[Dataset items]

* Start *

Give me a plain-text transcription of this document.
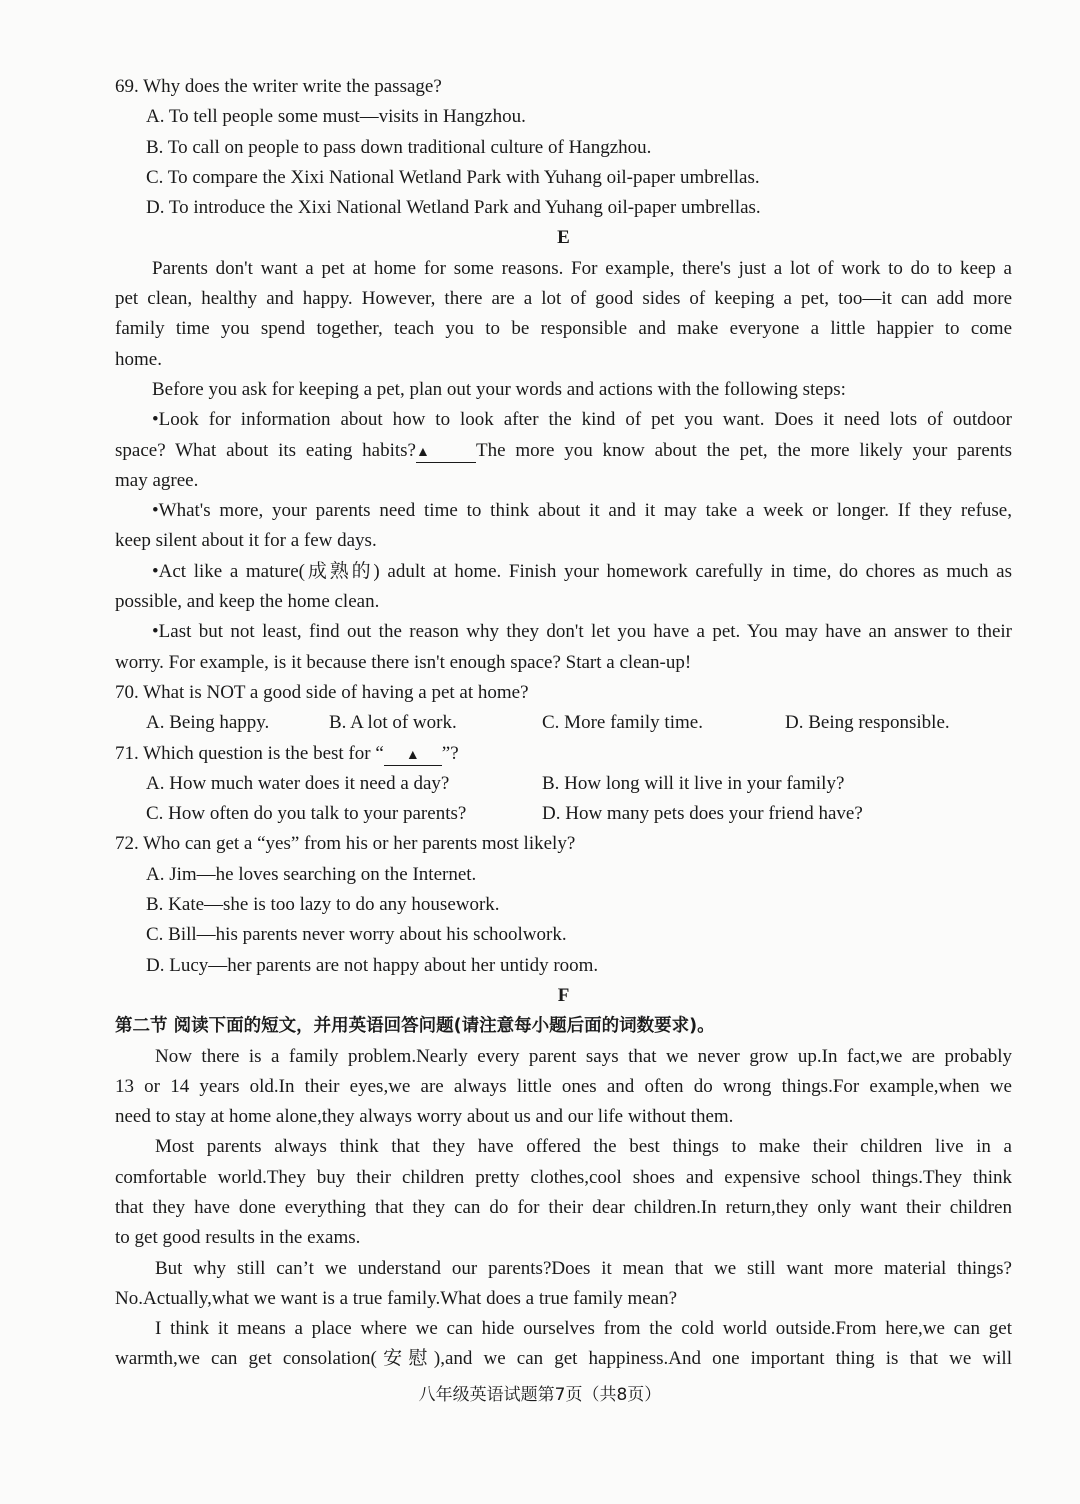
69. Why does the writer write the passage?
A. To tell people some must—visits in Hangzhou.
B. To call on people to pass down traditional culture of Hangzhou.
C. To compare the Xixi National Wetland Park with Yuhang oil-paper umbrellas.
D. To introduce the Xixi National Wetland Park and Yuhang oil-paper umbrellas.
E
Parents don't want a pet at home for some reasons. For example, there's just a lot of work to do to keep a
pet clean, healthy and happy. However, there are a lot of good sides of keeping a pet, too—it can add more
family time you spend together, teach you to be responsible and make everyone a little happier to come
home.
Before you ask for keeping a pet, plan out your words and actions with the following steps:
•Look for information about how to look after the kind of pet you want. Does it need lots of outdoor
space? What about its eating habits?▲ The more you know about the pet, the more likely your parents
may agree.
•What's more, your parents need time to think about it and it may take a week or longer. If they refuse,
keep silent about it for a few days.
•Act like a mature(成熟的) adult at home. Finish your homework carefully in time, do chores as much as
possible, and keep the home clean.
•Last but not least, find out the reason why they don't let you have a pet. You may have an answer to their
worry. For example, is it because there isn't enough space? Start a clean-up!
70. What is NOT a good side of having a pet at home?
A. Being happy.	B. A lot of work.	C. More family time.	D. Being responsible.
71. Which question is the best for “ ▲ ”?
A. How much water does it need a day?	B. How long will it live in your family?
C. How often do you talk to your parents?	D. How many pets does your friend have?
72. Who can get a “yes” from his or her parents most likely?
A. Jim—he loves searching on the Internet.
B. Kate—she is too lazy to do any housework.
C. Bill—his parents never worry about his schoolwork.
D. Lucy—her parents are not happy about her untidy room.
F
第二节 阅读下面的短文，并用英语回答问题(请注意每小题后面的词数要求)。
Now there is a family problem.Nearly every parent says that we never grow up.In fact,we are probably
13 or 14 years old.In their eyes,we are always little ones and often do wrong things.For example,when we
need to stay at home alone,they always worry about us and our life without them.
Most parents always think that they have offered the best things to make their children live in a
comfortable world.They buy their children pretty clothes,cool shoes and expensive school things.They think
that they have done everything that they can do for their dear children.In return,they only want their children
to get good results in the exams.
But why still can’t we understand our parents?Does it mean that we still want more material things?
No.Actually,what we want is a true family.What does a true family mean?
I think it means a place where we can hide ourselves from the cold world outside.From here,we can get
warmth,we can get consolation(安慰),and we can get happiness.And one important thing is that we will
八年级英语试题第7页（共8页）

* End *

**What you need to do**
Drop the images and repeat the data exactly.

**Answer for the task**
Give me a plain-text transcription of this document.
69. Why does the writer write the passage?
A. To tell people some must—visits in Hangzhou.
B. To call on people to pass down traditional culture of Hangzhou.
C. To compare the Xixi National Wetland Park with Yuhang oil-paper umbrellas.
D. To introduce the Xixi National Wetland Park and Yuhang oil-paper umbrellas.
E
Parents don't want a pet at home for some reasons. For example, there's just a lot of work to do to keep a
pet clean, healthy and happy. However, there are a lot of good sides of keeping a pet, too—it can add more
family time you spend together, teach you to be responsible and make everyone a little happier to come
home.
Before you ask for keeping a pet, plan out your words and actions with the following steps:
•Look for information about how to look after the kind of pet you want. Does it need lots of outdoor
space? What about its eating habits?▲ The more you know about the pet, the more likely your parents
may agree.
•What's more, your parents need time to think about it and it may take a week or longer. If they refuse,
keep silent about it for a few days.
•Act like a mature(成熟的) adult at home. Finish your homework carefully in time, do chores as much as
possible, and keep the home clean.
•Last but not least, find out the reason why they don't let you have a pet. You may have an answer to their
worry. For example, is it because there isn't enough space? Start a clean-up!
70. What is NOT a good side of having a pet at home?
A. Being happy.	B. A lot of work.	C. More family time.	D. Being responsible.
71. Which question is the best for “ ▲ ”?
A. How much water does it need a day?	B. How long will it live in your family?
C. How often do you talk to your parents?	D. How many pets does your friend have?
72. Who can get a “yes” from his or her parents most likely?
A. Jim—he loves searching on the Internet.
B. Kate—she is too lazy to do any housework.
C. Bill—his parents never worry about his schoolwork.
D. Lucy—her parents are not happy about her untidy room.
F
第二节 阅读下面的短文，并用英语回答问题(请注意每小题后面的词数要求)。
Now there is a family problem.Nearly every parent says that we never grow up.In fact,we are probably
13 or 14 years old.In their eyes,we are always little ones and often do wrong things.For example,when we
need to stay at home alone,they always worry about us and our life without them.
Most parents always think that they have offered the best things to make their children live in a
comfortable world.They buy their children pretty clothes,cool shoes and expensive school things.They think
that they have done everything that they can do for their dear children.In return,they only want their children
to get good results in the exams.
But why still can’t we understand our parents?Does it mean that we still want more material things?
No.Actually,what we want is a true family.What does a true family mean?
I think it means a place where we can hide ourselves from the cold world outside.From here,we can get
warmth,we can get consolation(安慰),and we can get happiness.And one important thing is that we will
八年级英语试题第7页（共8页）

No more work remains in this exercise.